** Aim **
Where a line holds the word "JSON", copy that line.

== Data provided ==

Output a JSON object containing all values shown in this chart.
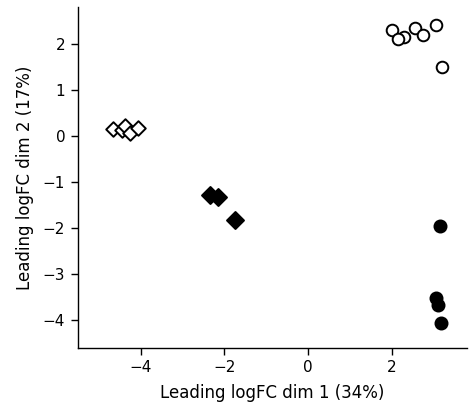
{
  "open_circles": {
    "x": [
      2.0,
      2.3,
      2.55,
      2.75,
      2.15,
      3.05,
      3.2
    ],
    "y": [
      2.3,
      2.15,
      2.35,
      2.2,
      2.1,
      2.4,
      1.5
    ],
    "marker": "o",
    "facecolor": "white",
    "edgecolor": "black",
    "size": 70,
    "linewidth": 1.4
  },
  "open_diamonds": {
    "x": [
      -4.65,
      -4.45,
      -4.38,
      -4.25,
      -4.05
    ],
    "y": [
      0.15,
      0.12,
      0.22,
      0.06,
      0.18
    ],
    "marker": "D",
    "facecolor": "white",
    "edgecolor": "black",
    "size": 55,
    "linewidth": 1.4
  },
  "filled_diamonds": {
    "x": [
      -2.35,
      -2.15,
      -1.75
    ],
    "y": [
      -1.28,
      -1.33,
      -1.82
    ],
    "marker": "D",
    "facecolor": "black",
    "edgecolor": "black",
    "size": 75,
    "linewidth": 1.4
  },
  "filled_circles": {
    "x": [
      3.15,
      3.05,
      3.1,
      3.18
    ],
    "y": [
      -1.95,
      -3.52,
      -3.68,
      -4.05
    ],
    "marker": "o",
    "facecolor": "black",
    "edgecolor": "black",
    "size": 75,
    "linewidth": 1.4
  },
  "xlabel": "Leading logFC dim 1 (34%)",
  "ylabel": "Leading logFC dim 2 (17%)",
  "xlim": [
    -5.5,
    3.8
  ],
  "ylim": [
    -4.6,
    2.8
  ],
  "xticks": [
    -4,
    -2,
    0,
    2
  ],
  "yticks": [
    -4,
    -3,
    -2,
    -1,
    0,
    1,
    2
  ],
  "background_color": "#ffffff",
  "plot_bg": "#ffffff",
  "xlabel_fontsize": 12,
  "ylabel_fontsize": 12,
  "tick_fontsize": 11
}
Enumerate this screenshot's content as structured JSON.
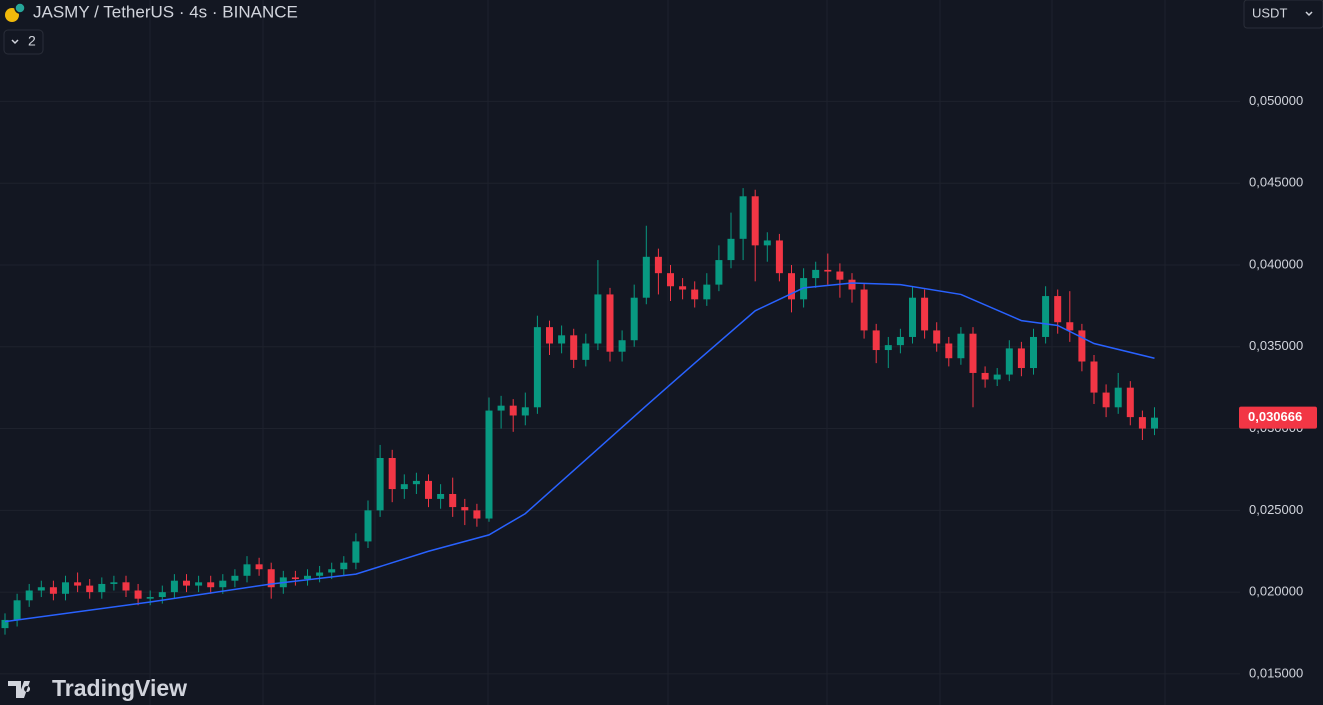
{
  "header": {
    "title": "JASMY / TetherUS · 4s · BINANCE",
    "indicator_count": "2",
    "currency": "USDT",
    "brand": "TradingView"
  },
  "chart_data": {
    "type": "candlestick",
    "colors": {
      "up": "#089981",
      "down": "#f23645",
      "ma": "#2962ff"
    },
    "ylim": [
      0.0131,
      0.0562
    ],
    "yticks": [
      {
        "value": 0.015,
        "label": "0,015000"
      },
      {
        "value": 0.02,
        "label": "0,020000"
      },
      {
        "value": 0.025,
        "label": "0,025000"
      },
      {
        "value": 0.03,
        "label": "0,030000"
      },
      {
        "value": 0.035,
        "label": "0,035000"
      },
      {
        "value": 0.04,
        "label": "0,040000"
      },
      {
        "value": 0.045,
        "label": "0,045000"
      },
      {
        "value": 0.05,
        "label": "0,050000"
      }
    ],
    "grid": true,
    "last_price": {
      "value": 0.030666,
      "label": "0,030666"
    },
    "open": [
      0.0178,
      0.0183,
      0.0195,
      0.0201,
      0.0203,
      0.0199,
      0.0206,
      0.0204,
      0.02,
      0.0205,
      0.0206,
      0.0201,
      0.0196,
      0.0197,
      0.02,
      0.0207,
      0.0204,
      0.0206,
      0.0203,
      0.0207,
      0.021,
      0.0217,
      0.0214,
      0.0203,
      0.0209,
      0.0208,
      0.021,
      0.0212,
      0.0214,
      0.0218,
      0.0231,
      0.025,
      0.0282,
      0.0263,
      0.0266,
      0.0268,
      0.0257,
      0.026,
      0.0252,
      0.025,
      0.0245,
      0.0311,
      0.0314,
      0.0308,
      0.0313,
      0.0362,
      0.0352,
      0.0357,
      0.0342,
      0.0352,
      0.0382,
      0.0347,
      0.0354,
      0.038,
      0.0405,
      0.0395,
      0.0387,
      0.0385,
      0.0379,
      0.0388,
      0.0403,
      0.0416,
      0.0442,
      0.0412,
      0.0415,
      0.0395,
      0.0379,
      0.0392,
      0.0397,
      0.0396,
      0.0391,
      0.0385,
      0.036,
      0.0348,
      0.0351,
      0.0356,
      0.038,
      0.036,
      0.0352,
      0.0343,
      0.0358,
      0.0334,
      0.033,
      0.0333,
      0.0349,
      0.0337,
      0.0356,
      0.0381,
      0.0365,
      0.036,
      0.0341,
      0.0322,
      0.0313,
      0.0325,
      0.0307,
      0.03
    ],
    "high": [
      0.0187,
      0.0199,
      0.0205,
      0.0207,
      0.0207,
      0.021,
      0.0212,
      0.0208,
      0.0209,
      0.021,
      0.021,
      0.0205,
      0.0201,
      0.0204,
      0.0211,
      0.0211,
      0.021,
      0.021,
      0.0211,
      0.0214,
      0.0222,
      0.0221,
      0.0218,
      0.0213,
      0.0213,
      0.0214,
      0.0216,
      0.0218,
      0.0222,
      0.0236,
      0.0256,
      0.029,
      0.0287,
      0.0272,
      0.0273,
      0.0272,
      0.0266,
      0.027,
      0.0257,
      0.0254,
      0.0319,
      0.032,
      0.0318,
      0.0322,
      0.0369,
      0.0366,
      0.0363,
      0.0361,
      0.0358,
      0.0403,
      0.0386,
      0.036,
      0.0388,
      0.0424,
      0.041,
      0.04,
      0.0392,
      0.039,
      0.0395,
      0.0412,
      0.0432,
      0.0447,
      0.0446,
      0.042,
      0.0419,
      0.04,
      0.0398,
      0.0402,
      0.0407,
      0.0401,
      0.0395,
      0.0389,
      0.0364,
      0.0356,
      0.0361,
      0.0387,
      0.0385,
      0.0365,
      0.0356,
      0.0362,
      0.0362,
      0.0338,
      0.0337,
      0.0354,
      0.0353,
      0.0361,
      0.0387,
      0.0385,
      0.0384,
      0.0364,
      0.0345,
      0.0327,
      0.0334,
      0.0329,
      0.0311,
      0.0313
    ],
    "low": [
      0.0174,
      0.0179,
      0.0191,
      0.0197,
      0.0195,
      0.0195,
      0.02,
      0.0196,
      0.0196,
      0.0201,
      0.0197,
      0.0192,
      0.0192,
      0.0193,
      0.0196,
      0.02,
      0.02,
      0.0199,
      0.0199,
      0.0203,
      0.0206,
      0.021,
      0.0196,
      0.0199,
      0.0204,
      0.0204,
      0.0206,
      0.0208,
      0.021,
      0.0214,
      0.0227,
      0.0246,
      0.0255,
      0.0257,
      0.026,
      0.0252,
      0.0251,
      0.0246,
      0.0241,
      0.024,
      0.0243,
      0.03,
      0.0298,
      0.0302,
      0.0309,
      0.0345,
      0.0346,
      0.0337,
      0.0338,
      0.0348,
      0.0341,
      0.0341,
      0.035,
      0.0376,
      0.0382,
      0.0378,
      0.0379,
      0.0374,
      0.0375,
      0.0384,
      0.0398,
      0.0403,
      0.039,
      0.0402,
      0.039,
      0.0371,
      0.0374,
      0.0386,
      0.0388,
      0.038,
      0.0377,
      0.0355,
      0.034,
      0.0337,
      0.0346,
      0.0352,
      0.0355,
      0.0347,
      0.0338,
      0.0339,
      0.0313,
      0.0325,
      0.0326,
      0.0329,
      0.0332,
      0.0333,
      0.0352,
      0.0358,
      0.0353,
      0.0335,
      0.0315,
      0.0307,
      0.0309,
      0.0302,
      0.0293,
      0.0296
    ],
    "close": [
      0.0183,
      0.0195,
      0.0201,
      0.0203,
      0.0199,
      0.0206,
      0.0204,
      0.02,
      0.0205,
      0.0206,
      0.0201,
      0.0196,
      0.0197,
      0.02,
      0.0207,
      0.0204,
      0.0206,
      0.0203,
      0.0207,
      0.021,
      0.0217,
      0.0214,
      0.0203,
      0.0209,
      0.0208,
      0.021,
      0.0212,
      0.0214,
      0.0218,
      0.0231,
      0.025,
      0.0282,
      0.0263,
      0.0266,
      0.0268,
      0.0257,
      0.026,
      0.0252,
      0.025,
      0.0245,
      0.0311,
      0.0314,
      0.0308,
      0.0313,
      0.0362,
      0.0352,
      0.0357,
      0.0342,
      0.0352,
      0.0382,
      0.0347,
      0.0354,
      0.038,
      0.0405,
      0.0395,
      0.0387,
      0.0385,
      0.0379,
      0.0388,
      0.0403,
      0.0416,
      0.0442,
      0.0412,
      0.0415,
      0.0395,
      0.0379,
      0.0392,
      0.0397,
      0.0396,
      0.0391,
      0.0385,
      0.036,
      0.0348,
      0.0351,
      0.0356,
      0.038,
      0.036,
      0.0352,
      0.0343,
      0.0358,
      0.0334,
      0.033,
      0.0333,
      0.0349,
      0.0337,
      0.0356,
      0.0381,
      0.0365,
      0.036,
      0.0341,
      0.0322,
      0.0313,
      0.0325,
      0.0307,
      0.03,
      0.030666
    ],
    "ma": {
      "x": [
        0,
        12,
        22,
        29,
        35,
        40,
        43,
        48,
        53,
        57,
        62,
        66,
        70,
        74,
        79,
        84,
        87,
        90,
        95
      ],
      "values": [
        0.0182,
        0.0194,
        0.0205,
        0.0211,
        0.0225,
        0.0235,
        0.0248,
        0.0281,
        0.0314,
        0.034,
        0.0372,
        0.0386,
        0.0389,
        0.0388,
        0.0382,
        0.0366,
        0.0363,
        0.0352,
        0.0343
      ]
    }
  }
}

===

** Reply to the task **
Output a JSON object containing all values shown in this chart.
Enumerate this screenshot's content as structured JSON.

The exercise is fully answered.